● WHAT IS EXPECTED: Your copy of the material must match it exactly, except that pictures are dropped.

● GIVEN INFORMATION:
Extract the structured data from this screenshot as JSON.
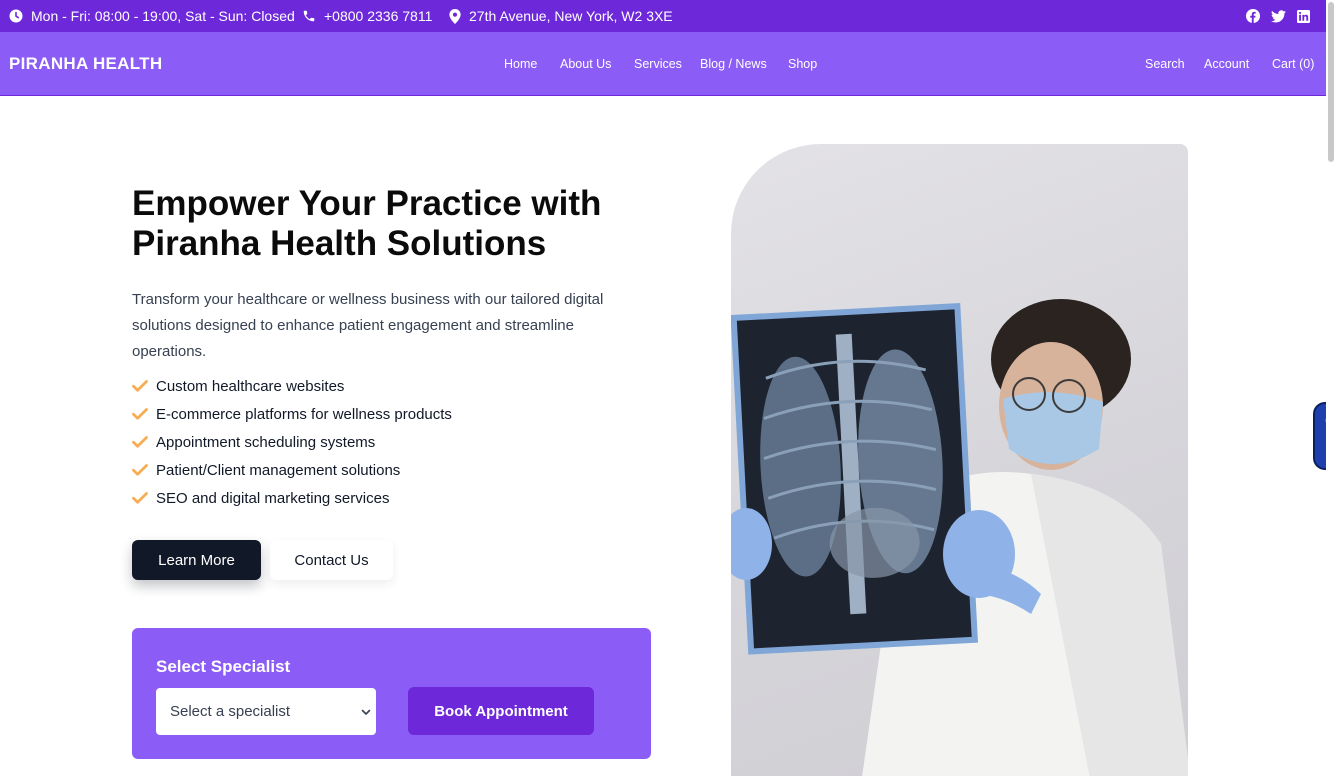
{
  "topbar": {
    "hours": "Mon - Fri: 08:00 - 19:00, Sat - Sun: Closed",
    "phone": "+0800 2336 7811",
    "address": "27th Avenue, New York, W2 3XE",
    "social_icons": [
      "facebook-icon",
      "twitter-icon",
      "linkedin-icon"
    ]
  },
  "nav": {
    "brand": "PIRANHA HEALTH",
    "links": [
      "Home",
      "About Us",
      "Services",
      "Blog / News",
      "Shop"
    ],
    "right_links": [
      "Search",
      "Account",
      "Cart (0)"
    ]
  },
  "hero": {
    "title_line1": "Empower Your Practice with",
    "title_line2": "Piranha Health Solutions",
    "description": "Transform your healthcare or wellness business with our tailored digital solutions designed to enhance patient engagement and streamline operations.",
    "features": [
      "Custom healthcare websites",
      "E-commerce platforms for wellness products",
      "Appointment scheduling systems",
      "Patient/Client management solutions",
      "SEO and digital marketing services"
    ],
    "learn_more": "Learn More",
    "contact_us": "Contact Us"
  },
  "booking": {
    "title": "Select Specialist",
    "select_value": "Select a specialist",
    "book_button": "Book Appointment"
  },
  "colors": {
    "topbar": "#6d28d9",
    "nav": "#8b5cf6",
    "accent_check": "#f6ad55",
    "dark_button": "#111827",
    "book_button": "#6d28d9"
  }
}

● ANSWER TO THIS TASK:
Extract the structured data from this screenshot as JSON.
{
  "topbar": {
    "hours": "Mon - Fri: 08:00 - 19:00, Sat - Sun: Closed",
    "phone": "+0800 2336 7811",
    "address": "27th Avenue, New York, W2 3XE",
    "social_icons": [
      "facebook-icon",
      "twitter-icon",
      "linkedin-icon"
    ]
  },
  "nav": {
    "brand": "PIRANHA HEALTH",
    "links": [
      "Home",
      "About Us",
      "Services",
      "Blog / News",
      "Shop"
    ],
    "right_links": [
      "Search",
      "Account",
      "Cart (0)"
    ]
  },
  "hero": {
    "title_line1": "Empower Your Practice with",
    "title_line2": "Piranha Health Solutions",
    "description": "Transform your healthcare or wellness business with our tailored digital solutions designed to enhance patient engagement and streamline operations.",
    "features": [
      "Custom healthcare websites",
      "E-commerce platforms for wellness products",
      "Appointment scheduling systems",
      "Patient/Client management solutions",
      "SEO and digital marketing services"
    ],
    "learn_more": "Learn More",
    "contact_us": "Contact Us"
  },
  "booking": {
    "title": "Select Specialist",
    "select_value": "Select a specialist",
    "book_button": "Book Appointment"
  },
  "colors": {
    "topbar": "#6d28d9",
    "nav": "#8b5cf6",
    "accent_check": "#f6ad55",
    "dark_button": "#111827",
    "book_button": "#6d28d9"
  }
}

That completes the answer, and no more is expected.